[THE DATA]
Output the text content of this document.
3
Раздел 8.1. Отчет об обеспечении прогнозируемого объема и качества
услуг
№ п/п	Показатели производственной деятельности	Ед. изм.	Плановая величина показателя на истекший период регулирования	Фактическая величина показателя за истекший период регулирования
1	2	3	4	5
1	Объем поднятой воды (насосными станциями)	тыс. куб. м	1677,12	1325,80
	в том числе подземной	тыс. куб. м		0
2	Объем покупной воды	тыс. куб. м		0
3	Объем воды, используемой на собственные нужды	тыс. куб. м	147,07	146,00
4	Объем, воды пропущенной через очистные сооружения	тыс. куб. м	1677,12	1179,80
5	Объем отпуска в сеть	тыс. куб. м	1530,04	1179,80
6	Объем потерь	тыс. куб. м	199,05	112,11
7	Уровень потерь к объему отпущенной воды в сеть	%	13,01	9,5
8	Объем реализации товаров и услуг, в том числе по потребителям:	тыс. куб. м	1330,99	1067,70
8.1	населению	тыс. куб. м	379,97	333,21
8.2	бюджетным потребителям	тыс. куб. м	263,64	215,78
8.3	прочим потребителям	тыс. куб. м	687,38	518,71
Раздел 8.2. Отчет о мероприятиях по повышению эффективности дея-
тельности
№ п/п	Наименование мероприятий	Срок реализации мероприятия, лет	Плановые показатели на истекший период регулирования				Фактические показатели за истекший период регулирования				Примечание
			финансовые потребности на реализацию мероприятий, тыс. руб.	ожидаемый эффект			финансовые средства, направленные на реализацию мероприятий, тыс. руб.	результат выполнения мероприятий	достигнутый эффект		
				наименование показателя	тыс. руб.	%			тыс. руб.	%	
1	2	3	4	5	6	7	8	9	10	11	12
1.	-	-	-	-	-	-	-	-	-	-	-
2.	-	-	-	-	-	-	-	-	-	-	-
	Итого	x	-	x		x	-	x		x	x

[WORK TO BE COMPLETED] Within the material above, find the lines that contain the word "реализации"; copy them.

[SOLUTION TO THIS TASK]
8	Объем реализации товаров и услуг, в том числе по потребителям:	тыс. куб. м	1330,99	1067,70
№ п/п	Наименование мероприятий	Срок реализации мероприятия, лет	Плановые показатели на истекший период регулирования				Фактические показатели за истекший период регулирования				Примечание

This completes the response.